§ TASK PROMPT
Find how many lines in the material hold the word "this", then state that number and nothing more.

§ DATA ENTRIES
********************

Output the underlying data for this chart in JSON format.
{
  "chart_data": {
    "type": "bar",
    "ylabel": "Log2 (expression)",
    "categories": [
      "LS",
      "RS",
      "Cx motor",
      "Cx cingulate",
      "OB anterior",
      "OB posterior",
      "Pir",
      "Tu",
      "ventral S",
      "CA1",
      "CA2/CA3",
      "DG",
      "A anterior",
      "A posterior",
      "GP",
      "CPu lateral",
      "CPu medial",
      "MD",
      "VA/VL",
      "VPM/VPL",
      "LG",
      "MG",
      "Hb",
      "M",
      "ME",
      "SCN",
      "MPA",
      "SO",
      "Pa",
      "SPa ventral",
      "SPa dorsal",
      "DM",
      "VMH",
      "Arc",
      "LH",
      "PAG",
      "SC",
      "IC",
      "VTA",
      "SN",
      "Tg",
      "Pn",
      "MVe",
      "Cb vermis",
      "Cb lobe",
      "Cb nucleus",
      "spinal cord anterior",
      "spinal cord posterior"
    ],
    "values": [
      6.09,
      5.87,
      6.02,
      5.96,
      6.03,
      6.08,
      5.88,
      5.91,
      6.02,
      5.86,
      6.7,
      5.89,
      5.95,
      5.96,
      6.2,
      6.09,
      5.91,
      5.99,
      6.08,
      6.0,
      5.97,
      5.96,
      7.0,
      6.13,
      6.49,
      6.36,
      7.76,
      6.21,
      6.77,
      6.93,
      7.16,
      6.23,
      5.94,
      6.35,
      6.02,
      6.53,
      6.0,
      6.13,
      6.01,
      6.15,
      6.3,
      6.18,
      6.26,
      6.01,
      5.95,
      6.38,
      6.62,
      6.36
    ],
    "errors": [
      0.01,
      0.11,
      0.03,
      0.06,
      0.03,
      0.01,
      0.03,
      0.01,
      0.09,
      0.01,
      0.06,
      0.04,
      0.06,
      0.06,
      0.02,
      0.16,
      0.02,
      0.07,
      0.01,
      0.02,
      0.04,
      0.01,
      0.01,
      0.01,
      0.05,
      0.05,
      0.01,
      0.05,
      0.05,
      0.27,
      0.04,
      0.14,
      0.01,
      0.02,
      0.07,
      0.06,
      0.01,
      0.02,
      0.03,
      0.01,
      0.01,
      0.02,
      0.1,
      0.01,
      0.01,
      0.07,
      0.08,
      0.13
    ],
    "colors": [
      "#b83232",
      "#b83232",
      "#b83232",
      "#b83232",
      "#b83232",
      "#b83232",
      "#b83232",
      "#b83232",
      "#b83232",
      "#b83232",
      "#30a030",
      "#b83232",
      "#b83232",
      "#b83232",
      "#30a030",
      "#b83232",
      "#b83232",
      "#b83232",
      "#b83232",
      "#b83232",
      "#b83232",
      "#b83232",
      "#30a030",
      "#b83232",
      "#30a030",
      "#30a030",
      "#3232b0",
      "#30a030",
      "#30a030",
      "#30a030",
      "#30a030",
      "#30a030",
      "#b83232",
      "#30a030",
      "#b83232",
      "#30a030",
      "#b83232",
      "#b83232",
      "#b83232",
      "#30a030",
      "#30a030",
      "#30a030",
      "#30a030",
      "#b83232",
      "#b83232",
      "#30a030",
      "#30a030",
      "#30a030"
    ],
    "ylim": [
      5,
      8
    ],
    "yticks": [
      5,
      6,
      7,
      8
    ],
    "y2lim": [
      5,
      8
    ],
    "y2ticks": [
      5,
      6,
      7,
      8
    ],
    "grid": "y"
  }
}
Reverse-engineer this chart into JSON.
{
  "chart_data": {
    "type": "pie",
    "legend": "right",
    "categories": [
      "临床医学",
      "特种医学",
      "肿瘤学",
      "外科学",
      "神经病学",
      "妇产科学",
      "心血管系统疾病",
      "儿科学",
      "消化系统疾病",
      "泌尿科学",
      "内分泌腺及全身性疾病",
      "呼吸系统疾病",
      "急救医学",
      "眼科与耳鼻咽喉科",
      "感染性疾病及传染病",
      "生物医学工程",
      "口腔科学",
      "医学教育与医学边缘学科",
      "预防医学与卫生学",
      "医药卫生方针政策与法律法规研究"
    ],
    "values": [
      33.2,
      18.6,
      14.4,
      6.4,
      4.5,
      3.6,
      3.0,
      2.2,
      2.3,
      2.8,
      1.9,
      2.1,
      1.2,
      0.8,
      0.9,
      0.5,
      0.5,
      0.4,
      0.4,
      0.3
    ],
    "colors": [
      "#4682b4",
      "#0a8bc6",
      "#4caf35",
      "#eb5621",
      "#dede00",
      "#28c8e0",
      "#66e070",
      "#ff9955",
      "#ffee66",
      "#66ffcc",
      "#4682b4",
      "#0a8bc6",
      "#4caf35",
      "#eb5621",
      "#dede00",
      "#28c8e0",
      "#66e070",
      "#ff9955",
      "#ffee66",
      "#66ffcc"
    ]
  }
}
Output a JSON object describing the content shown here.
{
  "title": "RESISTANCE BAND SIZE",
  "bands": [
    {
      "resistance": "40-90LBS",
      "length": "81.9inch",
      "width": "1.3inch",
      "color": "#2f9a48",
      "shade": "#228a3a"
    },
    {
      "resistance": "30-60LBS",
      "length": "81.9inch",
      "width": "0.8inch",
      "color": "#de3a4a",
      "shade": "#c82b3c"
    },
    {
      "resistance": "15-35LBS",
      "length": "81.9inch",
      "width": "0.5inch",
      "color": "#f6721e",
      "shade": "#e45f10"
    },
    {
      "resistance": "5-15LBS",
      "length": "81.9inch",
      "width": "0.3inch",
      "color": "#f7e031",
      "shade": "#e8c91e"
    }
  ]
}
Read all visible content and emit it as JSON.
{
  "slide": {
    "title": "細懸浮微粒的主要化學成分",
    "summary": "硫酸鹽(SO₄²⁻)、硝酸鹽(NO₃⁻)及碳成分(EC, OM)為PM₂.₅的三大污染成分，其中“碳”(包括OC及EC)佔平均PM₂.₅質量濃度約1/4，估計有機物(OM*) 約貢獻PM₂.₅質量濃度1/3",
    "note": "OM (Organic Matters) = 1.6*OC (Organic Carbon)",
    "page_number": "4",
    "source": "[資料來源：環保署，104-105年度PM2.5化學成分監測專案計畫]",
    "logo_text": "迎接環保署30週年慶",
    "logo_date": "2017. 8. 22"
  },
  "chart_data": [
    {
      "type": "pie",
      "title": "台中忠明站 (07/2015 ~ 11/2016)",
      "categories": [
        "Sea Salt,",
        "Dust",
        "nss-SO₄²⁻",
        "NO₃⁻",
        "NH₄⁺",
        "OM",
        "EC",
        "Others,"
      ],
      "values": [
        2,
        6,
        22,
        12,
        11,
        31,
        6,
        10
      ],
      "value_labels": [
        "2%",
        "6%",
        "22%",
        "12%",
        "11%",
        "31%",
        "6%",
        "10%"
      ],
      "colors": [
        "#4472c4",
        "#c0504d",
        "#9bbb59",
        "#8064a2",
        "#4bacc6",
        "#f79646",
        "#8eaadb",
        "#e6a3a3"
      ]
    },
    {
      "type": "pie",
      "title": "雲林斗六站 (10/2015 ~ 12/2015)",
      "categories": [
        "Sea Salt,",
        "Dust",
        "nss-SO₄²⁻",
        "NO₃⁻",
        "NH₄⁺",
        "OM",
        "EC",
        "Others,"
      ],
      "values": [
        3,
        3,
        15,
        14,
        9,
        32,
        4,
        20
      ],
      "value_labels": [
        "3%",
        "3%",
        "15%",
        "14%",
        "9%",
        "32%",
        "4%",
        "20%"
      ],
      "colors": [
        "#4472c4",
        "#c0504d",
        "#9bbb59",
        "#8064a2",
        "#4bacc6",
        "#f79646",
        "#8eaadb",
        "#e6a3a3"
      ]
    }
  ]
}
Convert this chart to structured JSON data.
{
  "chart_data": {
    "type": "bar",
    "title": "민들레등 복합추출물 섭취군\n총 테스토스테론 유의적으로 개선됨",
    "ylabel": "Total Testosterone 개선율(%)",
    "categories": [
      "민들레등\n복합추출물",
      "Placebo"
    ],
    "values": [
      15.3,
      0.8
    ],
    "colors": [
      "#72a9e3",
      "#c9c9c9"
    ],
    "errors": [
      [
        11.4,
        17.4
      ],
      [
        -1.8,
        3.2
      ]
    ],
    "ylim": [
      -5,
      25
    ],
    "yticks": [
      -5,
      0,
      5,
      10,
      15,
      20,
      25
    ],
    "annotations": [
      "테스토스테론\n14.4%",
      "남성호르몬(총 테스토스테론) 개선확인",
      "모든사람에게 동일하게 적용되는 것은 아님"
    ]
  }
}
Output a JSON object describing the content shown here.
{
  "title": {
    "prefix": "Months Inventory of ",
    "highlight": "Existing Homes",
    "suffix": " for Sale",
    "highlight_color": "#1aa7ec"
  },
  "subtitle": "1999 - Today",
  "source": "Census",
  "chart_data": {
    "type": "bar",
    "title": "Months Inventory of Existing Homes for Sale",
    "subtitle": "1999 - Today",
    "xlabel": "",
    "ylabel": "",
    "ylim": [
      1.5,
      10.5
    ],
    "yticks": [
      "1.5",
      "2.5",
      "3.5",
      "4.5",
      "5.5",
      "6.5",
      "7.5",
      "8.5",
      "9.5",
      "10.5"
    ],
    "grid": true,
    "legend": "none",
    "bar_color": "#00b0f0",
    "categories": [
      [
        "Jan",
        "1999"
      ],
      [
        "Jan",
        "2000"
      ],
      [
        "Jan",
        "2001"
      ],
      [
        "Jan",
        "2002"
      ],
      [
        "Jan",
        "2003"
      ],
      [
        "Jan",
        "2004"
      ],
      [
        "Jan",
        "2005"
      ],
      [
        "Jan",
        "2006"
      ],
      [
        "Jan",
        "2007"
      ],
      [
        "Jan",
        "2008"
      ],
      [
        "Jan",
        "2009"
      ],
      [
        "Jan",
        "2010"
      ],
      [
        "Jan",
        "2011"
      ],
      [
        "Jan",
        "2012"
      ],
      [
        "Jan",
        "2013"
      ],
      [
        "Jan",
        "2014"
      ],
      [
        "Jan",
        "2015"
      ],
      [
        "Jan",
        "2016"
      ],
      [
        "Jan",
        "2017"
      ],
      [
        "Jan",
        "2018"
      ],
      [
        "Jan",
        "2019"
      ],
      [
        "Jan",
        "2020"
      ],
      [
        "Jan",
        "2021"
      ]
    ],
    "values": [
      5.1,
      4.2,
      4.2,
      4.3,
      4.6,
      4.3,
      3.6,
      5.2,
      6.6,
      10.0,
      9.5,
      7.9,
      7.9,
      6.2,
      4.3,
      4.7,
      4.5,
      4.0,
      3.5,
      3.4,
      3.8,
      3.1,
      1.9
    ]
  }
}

********************

§ WRITTEN ANSWER
3